What the task asks: Determine the number of lines holding the word "hjälpmedlets"; answer with that number only.

Material:
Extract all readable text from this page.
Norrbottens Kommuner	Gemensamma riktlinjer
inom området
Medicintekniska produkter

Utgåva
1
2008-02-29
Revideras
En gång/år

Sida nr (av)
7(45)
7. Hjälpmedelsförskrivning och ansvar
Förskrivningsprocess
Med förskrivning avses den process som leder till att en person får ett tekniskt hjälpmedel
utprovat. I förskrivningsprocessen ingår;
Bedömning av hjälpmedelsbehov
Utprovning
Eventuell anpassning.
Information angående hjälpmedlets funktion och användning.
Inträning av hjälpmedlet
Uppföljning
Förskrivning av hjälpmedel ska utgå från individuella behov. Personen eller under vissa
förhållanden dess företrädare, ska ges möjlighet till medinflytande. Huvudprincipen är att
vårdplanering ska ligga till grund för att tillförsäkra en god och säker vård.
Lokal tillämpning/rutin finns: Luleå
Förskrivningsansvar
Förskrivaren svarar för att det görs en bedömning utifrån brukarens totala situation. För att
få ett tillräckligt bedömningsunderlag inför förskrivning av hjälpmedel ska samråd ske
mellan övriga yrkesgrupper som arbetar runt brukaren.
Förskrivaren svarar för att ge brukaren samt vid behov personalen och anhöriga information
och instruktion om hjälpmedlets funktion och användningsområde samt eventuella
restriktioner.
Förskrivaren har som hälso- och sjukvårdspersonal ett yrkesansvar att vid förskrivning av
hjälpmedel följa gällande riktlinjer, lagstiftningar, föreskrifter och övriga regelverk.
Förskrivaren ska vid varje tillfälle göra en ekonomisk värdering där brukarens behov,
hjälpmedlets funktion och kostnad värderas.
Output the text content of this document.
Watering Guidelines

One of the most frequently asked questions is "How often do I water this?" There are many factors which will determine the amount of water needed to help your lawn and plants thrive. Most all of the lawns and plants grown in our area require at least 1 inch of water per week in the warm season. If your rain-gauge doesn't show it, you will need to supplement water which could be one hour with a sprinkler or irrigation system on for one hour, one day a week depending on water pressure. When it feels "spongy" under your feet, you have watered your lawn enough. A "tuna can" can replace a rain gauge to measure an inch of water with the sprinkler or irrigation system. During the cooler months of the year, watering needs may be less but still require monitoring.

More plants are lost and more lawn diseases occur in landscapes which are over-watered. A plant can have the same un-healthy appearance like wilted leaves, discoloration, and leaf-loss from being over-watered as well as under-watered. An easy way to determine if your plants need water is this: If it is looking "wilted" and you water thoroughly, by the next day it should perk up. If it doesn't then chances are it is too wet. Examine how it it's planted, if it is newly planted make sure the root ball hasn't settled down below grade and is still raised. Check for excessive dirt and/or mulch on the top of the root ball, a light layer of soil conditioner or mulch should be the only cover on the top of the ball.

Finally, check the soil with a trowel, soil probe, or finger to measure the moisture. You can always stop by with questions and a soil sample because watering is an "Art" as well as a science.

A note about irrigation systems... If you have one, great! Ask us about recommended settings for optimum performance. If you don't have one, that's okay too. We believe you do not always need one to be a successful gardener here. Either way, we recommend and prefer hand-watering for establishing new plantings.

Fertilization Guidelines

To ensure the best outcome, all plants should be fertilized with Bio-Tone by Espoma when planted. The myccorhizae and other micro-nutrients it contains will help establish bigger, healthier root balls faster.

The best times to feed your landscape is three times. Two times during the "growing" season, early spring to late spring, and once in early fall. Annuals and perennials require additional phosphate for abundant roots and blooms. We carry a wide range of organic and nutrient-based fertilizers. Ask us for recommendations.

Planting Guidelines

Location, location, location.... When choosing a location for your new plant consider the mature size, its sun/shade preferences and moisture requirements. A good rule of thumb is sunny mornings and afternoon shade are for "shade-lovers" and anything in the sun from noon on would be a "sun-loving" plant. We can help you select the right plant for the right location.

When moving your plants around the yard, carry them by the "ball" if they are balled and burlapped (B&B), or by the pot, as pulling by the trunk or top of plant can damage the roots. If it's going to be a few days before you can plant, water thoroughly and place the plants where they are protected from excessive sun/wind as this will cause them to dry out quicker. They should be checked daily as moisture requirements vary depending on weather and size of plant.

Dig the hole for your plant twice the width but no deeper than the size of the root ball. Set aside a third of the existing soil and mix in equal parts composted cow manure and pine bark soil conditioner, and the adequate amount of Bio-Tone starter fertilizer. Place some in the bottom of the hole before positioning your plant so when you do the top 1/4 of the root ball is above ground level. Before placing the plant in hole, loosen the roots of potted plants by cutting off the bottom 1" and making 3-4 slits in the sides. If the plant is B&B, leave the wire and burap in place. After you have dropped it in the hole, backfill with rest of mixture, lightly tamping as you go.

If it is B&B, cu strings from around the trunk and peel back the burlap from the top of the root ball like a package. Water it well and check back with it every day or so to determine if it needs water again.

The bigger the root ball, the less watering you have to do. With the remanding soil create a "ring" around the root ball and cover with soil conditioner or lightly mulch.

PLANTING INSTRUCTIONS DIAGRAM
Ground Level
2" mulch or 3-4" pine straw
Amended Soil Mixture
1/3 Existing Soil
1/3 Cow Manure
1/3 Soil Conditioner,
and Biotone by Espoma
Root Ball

Final result: 3